What to do: Copy each line of the records that holds the string "text".

★ ★ ★ ★

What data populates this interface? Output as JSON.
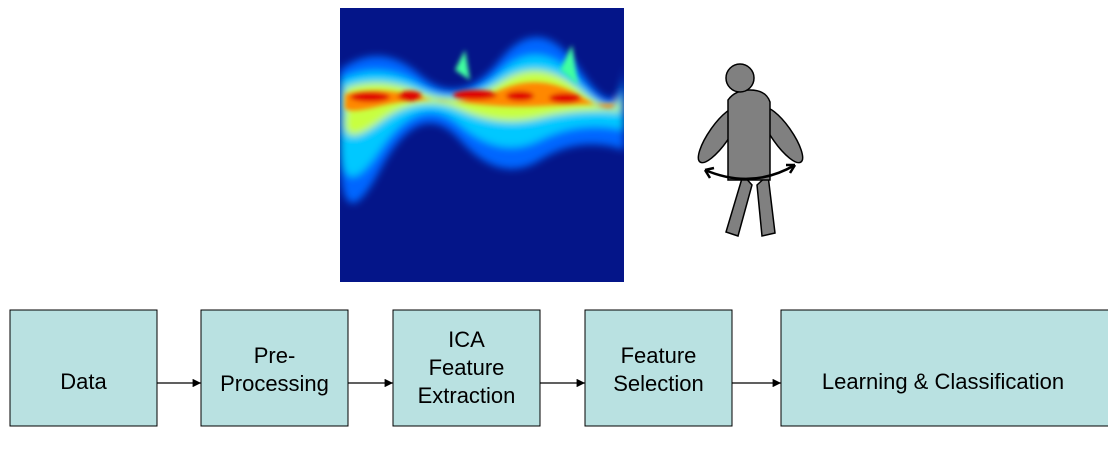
{
  "nodes": [
    {
      "lines": [
        "Data"
      ]
    },
    {
      "lines": [
        "Pre-",
        "Processing"
      ]
    },
    {
      "lines": [
        "ICA",
        "Feature",
        "Extraction"
      ]
    },
    {
      "lines": [
        "Feature",
        "Selection"
      ]
    },
    {
      "lines": [
        "Learning & Classification"
      ]
    }
  ]
}
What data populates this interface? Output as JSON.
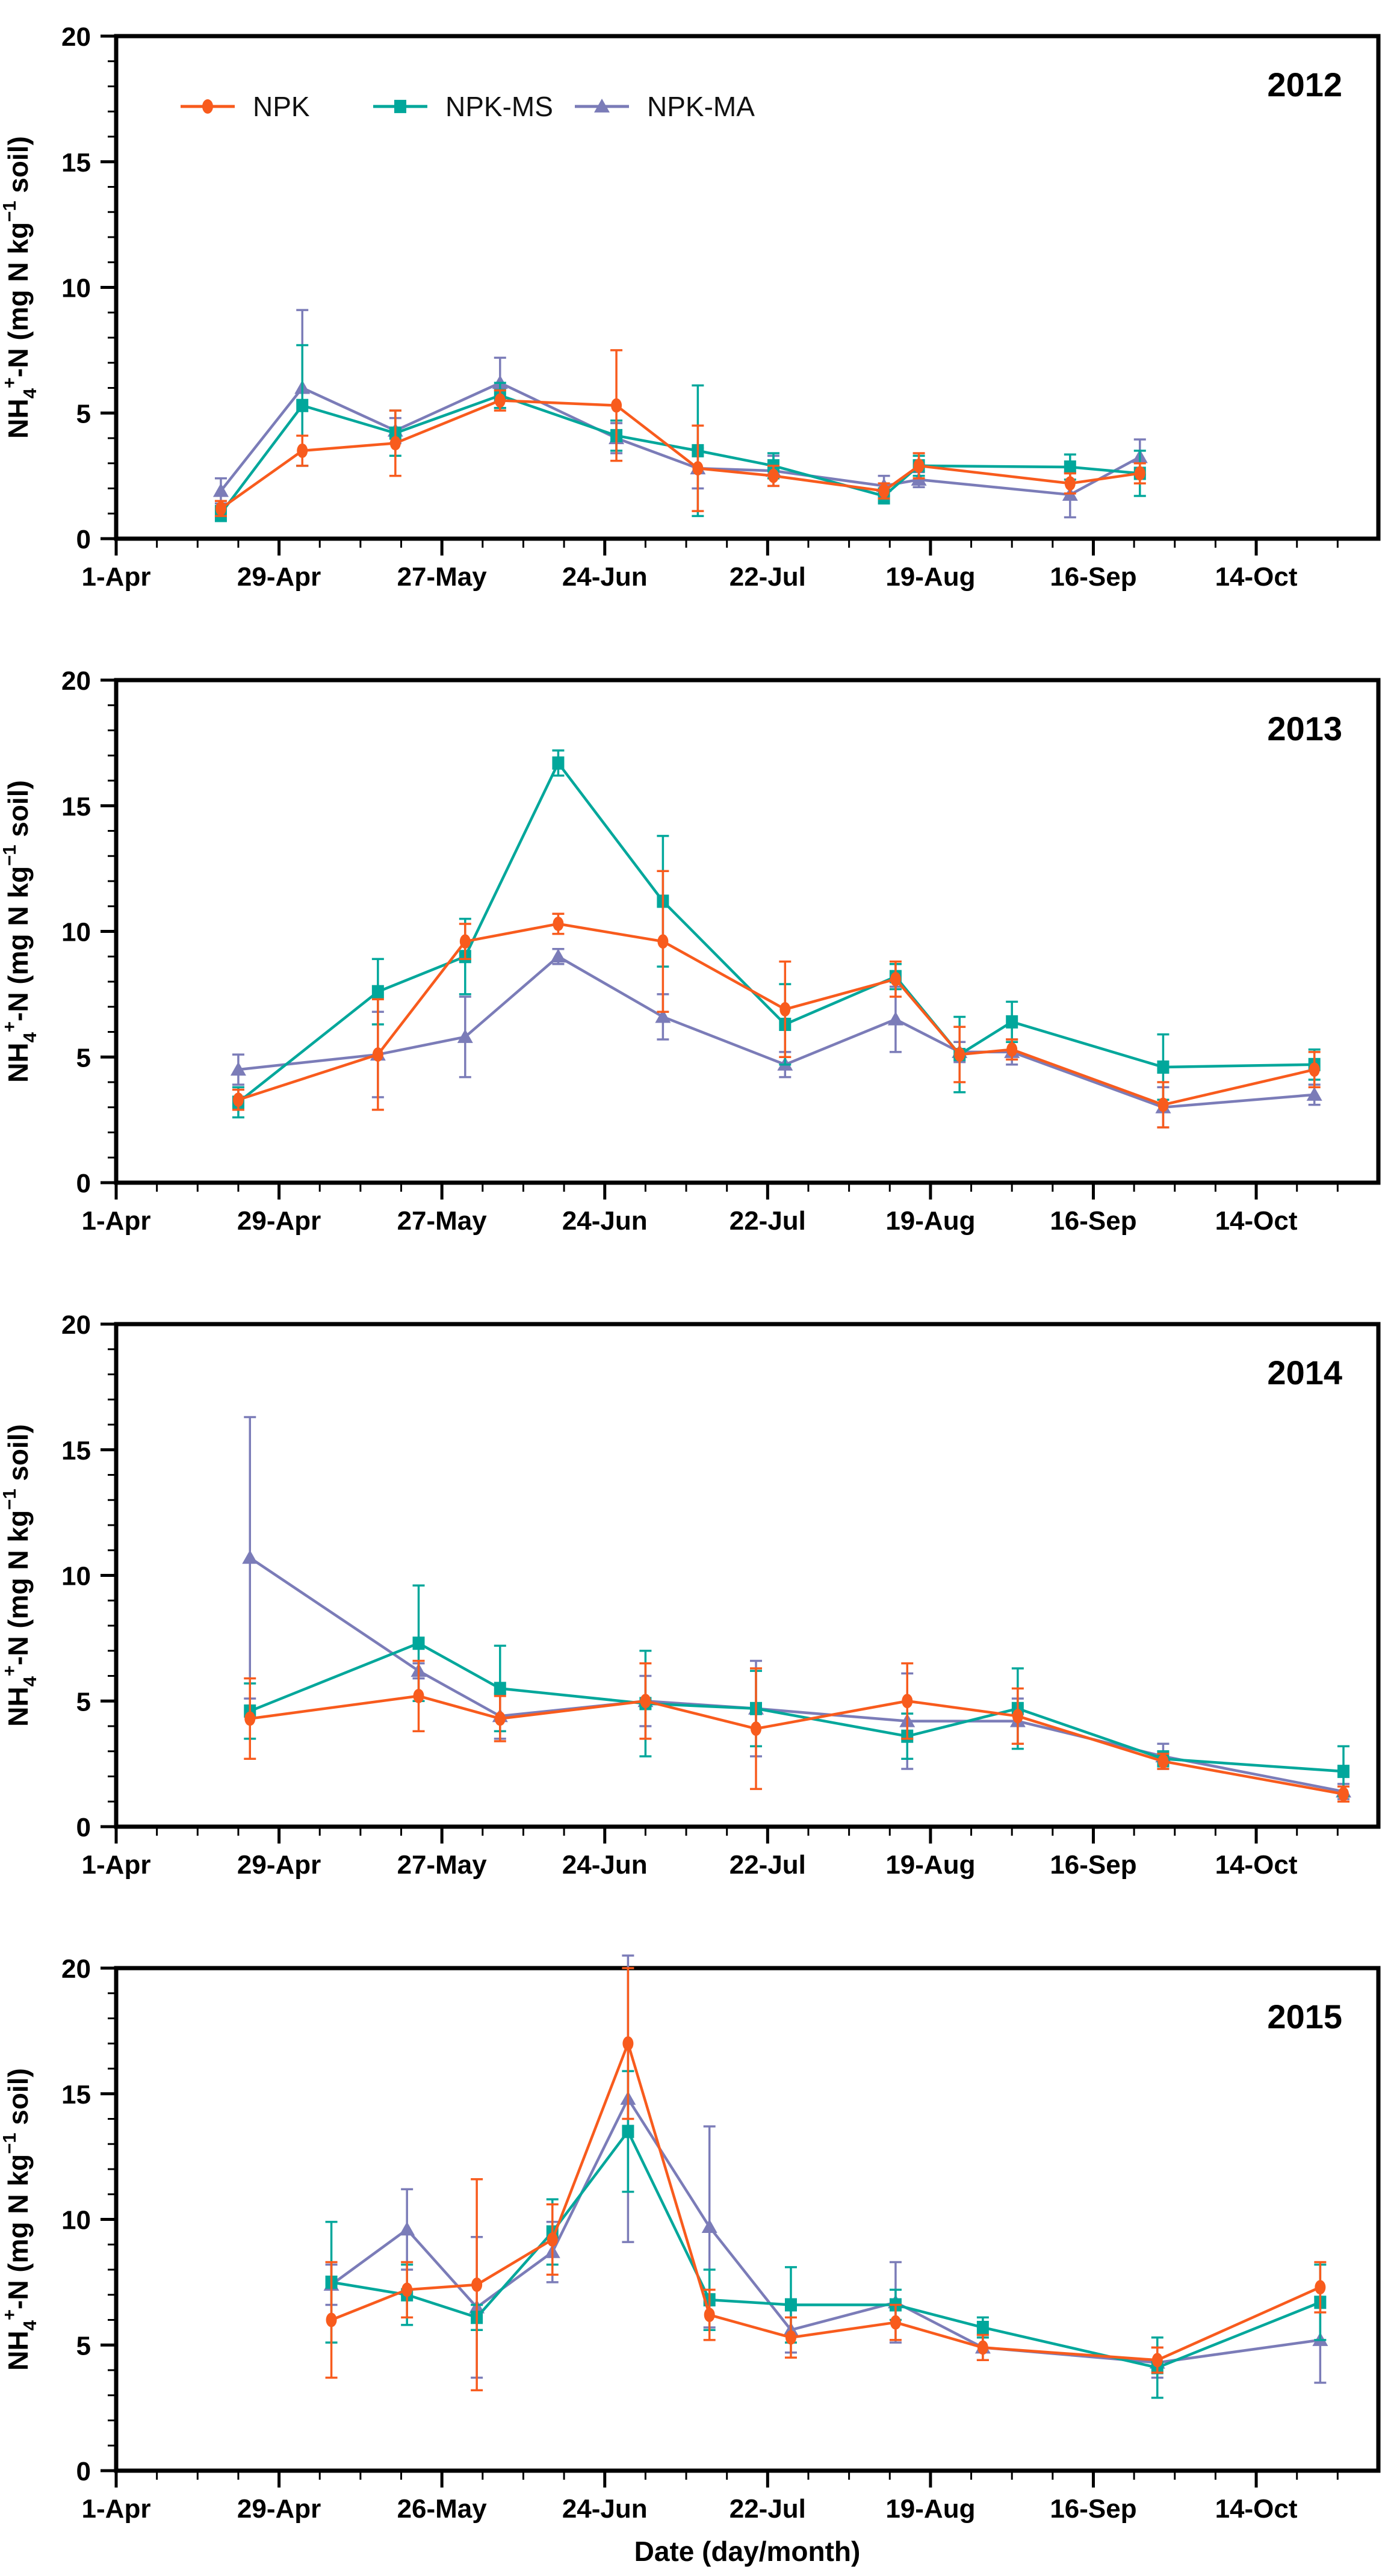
{
  "figure": {
    "xlabel": "Date (day/month)",
    "ylabel_parts": [
      {
        "text": "NH",
        "style": "normal"
      },
      {
        "text": "4",
        "style": "sub"
      },
      {
        "text": "+",
        "style": "sup"
      },
      {
        "text": "-N (mg N kg",
        "style": "normal"
      },
      {
        "text": "−1",
        "style": "sup"
      },
      {
        "text": " soil)",
        "style": "normal"
      }
    ],
    "background": "#ffffff",
    "axis_color": "#000000"
  },
  "series_styles": {
    "NPK": {
      "color": "#F85B1D",
      "marker": "circle"
    },
    "NPK-MS": {
      "color": "#00A79B",
      "marker": "square"
    },
    "NPK-MA": {
      "color": "#7B7CB8",
      "marker": "triangle"
    }
  },
  "legend": {
    "items": [
      {
        "label": "NPK",
        "series": "NPK"
      },
      {
        "label": "NPK-MS",
        "series": "NPK-MS"
      },
      {
        "label": "NPK-MA",
        "series": "NPK-MA"
      }
    ]
  },
  "chart_data": [
    {
      "type": "line",
      "title": "2012",
      "show_legend": true,
      "show_xlabel": false,
      "ylim": [
        0,
        20
      ],
      "yticks": [
        0,
        5,
        10,
        15,
        20
      ],
      "xtick_labels": [
        "1-Apr",
        "29-Apr",
        "27-May",
        "24-Jun",
        "22-Jul",
        "19-Aug",
        "16-Sep",
        "14-Oct"
      ],
      "dates": [
        "19-Apr",
        "3-May",
        "19-May",
        "6-Jun",
        "26-Jun",
        "10-Jul",
        "23-Jul",
        "11-Aug",
        "17-Aug",
        "12-Sep",
        "24-Sep"
      ],
      "series": [
        {
          "name": "NPK",
          "values": [
            1.2,
            3.5,
            3.8,
            5.5,
            5.3,
            2.8,
            2.5,
            1.9,
            2.9,
            2.2,
            2.6
          ],
          "err": [
            0.3,
            0.6,
            1.3,
            0.4,
            2.2,
            1.7,
            0.4,
            0.3,
            0.5,
            0.4,
            0.4
          ]
        },
        {
          "name": "NPK-MS",
          "values": [
            1.0,
            5.3,
            4.2,
            5.7,
            4.1,
            3.5,
            2.9,
            1.7,
            2.9,
            2.85,
            2.6
          ],
          "err": [
            0.3,
            2.4,
            0.9,
            0.5,
            0.6,
            2.6,
            0.5,
            0.3,
            0.4,
            0.5,
            0.9
          ]
        },
        {
          "name": "NPK-MA",
          "values": [
            1.9,
            6.0,
            4.3,
            6.2,
            4.0,
            2.8,
            2.7,
            2.1,
            2.35,
            1.75,
            3.25
          ],
          "err": [
            0.5,
            3.1,
            0.5,
            1.0,
            0.6,
            0.8,
            0.6,
            0.4,
            0.3,
            0.9,
            0.7
          ]
        }
      ]
    },
    {
      "type": "line",
      "title": "2013",
      "show_legend": false,
      "show_xlabel": false,
      "ylim": [
        0,
        20
      ],
      "yticks": [
        0,
        5,
        10,
        15,
        20
      ],
      "xtick_labels": [
        "1-Apr",
        "29-Apr",
        "27-May",
        "24-Jun",
        "22-Jul",
        "19-Aug",
        "16-Sep",
        "14-Oct"
      ],
      "dates": [
        "22-Apr",
        "16-May",
        "31-May",
        "16-Jun",
        "4-Jul",
        "25-Jul",
        "13-Aug",
        "24-Aug",
        "2-Sep",
        "28-Sep",
        "24-Oct"
      ],
      "series": [
        {
          "name": "NPK",
          "values": [
            3.3,
            5.1,
            9.6,
            10.3,
            9.6,
            6.9,
            8.1,
            5.1,
            5.3,
            3.1,
            4.5
          ],
          "err": [
            0.4,
            2.2,
            0.7,
            0.4,
            2.8,
            1.9,
            0.7,
            1.1,
            0.4,
            0.9,
            0.7
          ]
        },
        {
          "name": "NPK-MS",
          "values": [
            3.2,
            7.6,
            9.0,
            16.7,
            11.2,
            6.3,
            8.2,
            5.1,
            6.4,
            4.6,
            4.7
          ],
          "err": [
            0.6,
            1.3,
            1.5,
            0.5,
            2.6,
            1.6,
            0.5,
            1.5,
            0.8,
            1.3,
            0.6
          ]
        },
        {
          "name": "NPK-MA",
          "values": [
            4.5,
            5.1,
            5.8,
            9.0,
            6.6,
            4.7,
            6.5,
            5.2,
            5.2,
            3.0,
            3.5
          ],
          "err": [
            0.6,
            1.7,
            1.6,
            0.3,
            0.9,
            0.5,
            1.3,
            0.4,
            0.5,
            0.8,
            0.4
          ]
        }
      ]
    },
    {
      "type": "line",
      "title": "2014",
      "show_legend": false,
      "show_xlabel": false,
      "ylim": [
        0,
        20
      ],
      "yticks": [
        0,
        5,
        10,
        15,
        20
      ],
      "xtick_labels": [
        "1-Apr",
        "29-Apr",
        "27-May",
        "24-Jun",
        "22-Jul",
        "19-Aug",
        "16-Sep",
        "14-Oct"
      ],
      "dates": [
        "24-Apr",
        "23-May",
        "6-Jun",
        "1-Jul",
        "20-Jul",
        "15-Aug",
        "3-Sep",
        "28-Sep",
        "29-Oct"
      ],
      "series": [
        {
          "name": "NPK",
          "values": [
            4.3,
            5.2,
            4.3,
            5.0,
            3.9,
            5.0,
            4.4,
            2.6,
            1.3
          ],
          "err": [
            1.6,
            1.4,
            0.9,
            1.5,
            2.4,
            1.5,
            1.1,
            0.3,
            0.3
          ]
        },
        {
          "name": "NPK-MS",
          "values": [
            4.6,
            7.3,
            5.5,
            4.9,
            4.7,
            3.6,
            4.7,
            2.7,
            2.2
          ],
          "err": [
            1.1,
            2.3,
            1.7,
            2.1,
            1.5,
            0.9,
            1.6,
            0.3,
            1.0
          ]
        },
        {
          "name": "NPK-MA",
          "values": [
            10.7,
            6.2,
            4.4,
            5.0,
            4.7,
            4.2,
            4.2,
            2.8,
            1.4
          ],
          "err": [
            5.6,
            0.3,
            0.9,
            1.0,
            1.9,
            1.9,
            0.9,
            0.5,
            0.3
          ]
        }
      ]
    },
    {
      "type": "line",
      "title": "2015",
      "show_legend": false,
      "show_xlabel": true,
      "ylim": [
        0,
        20
      ],
      "yticks": [
        0,
        5,
        10,
        15,
        20
      ],
      "xtick_labels": [
        "1-Apr",
        "29-Apr",
        "26-May",
        "24-Jun",
        "22-Jul",
        "19-Aug",
        "16-Sep",
        "14-Oct"
      ],
      "dates": [
        "8-May",
        "21-May",
        "2-Jun",
        "15-Jun",
        "28-Jun",
        "12-Jul",
        "26-Jul",
        "13-Aug",
        "28-Aug",
        "27-Sep",
        "25-Oct"
      ],
      "series": [
        {
          "name": "NPK",
          "values": [
            6.0,
            7.2,
            7.4,
            9.2,
            17.0,
            6.2,
            5.3,
            5.9,
            4.9,
            4.4,
            7.3
          ],
          "err": [
            2.3,
            1.1,
            4.2,
            1.4,
            3.0,
            1.0,
            0.8,
            0.7,
            0.5,
            0.5,
            1.0
          ]
        },
        {
          "name": "NPK-MS",
          "values": [
            7.5,
            7.0,
            6.1,
            9.5,
            13.5,
            6.8,
            6.6,
            6.6,
            5.7,
            4.1,
            6.7
          ],
          "err": [
            2.4,
            1.2,
            0.5,
            1.3,
            2.4,
            1.2,
            1.5,
            0.6,
            0.4,
            1.2,
            1.5
          ]
        },
        {
          "name": "NPK-MA",
          "values": [
            7.4,
            9.6,
            6.5,
            8.7,
            14.8,
            9.7,
            5.6,
            6.7,
            4.9,
            4.3,
            5.2
          ],
          "err": [
            0.8,
            1.6,
            2.8,
            1.2,
            5.7,
            4.0,
            0.9,
            1.6,
            0.5,
            0.6,
            1.7
          ]
        }
      ]
    }
  ]
}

★ ★ ★ ★

In response:
        "text": "NH",
        "text": "4",
        "text": "+",
        "text": "-N (mg N kg",
        "text": "−1",
        "text": " soil)",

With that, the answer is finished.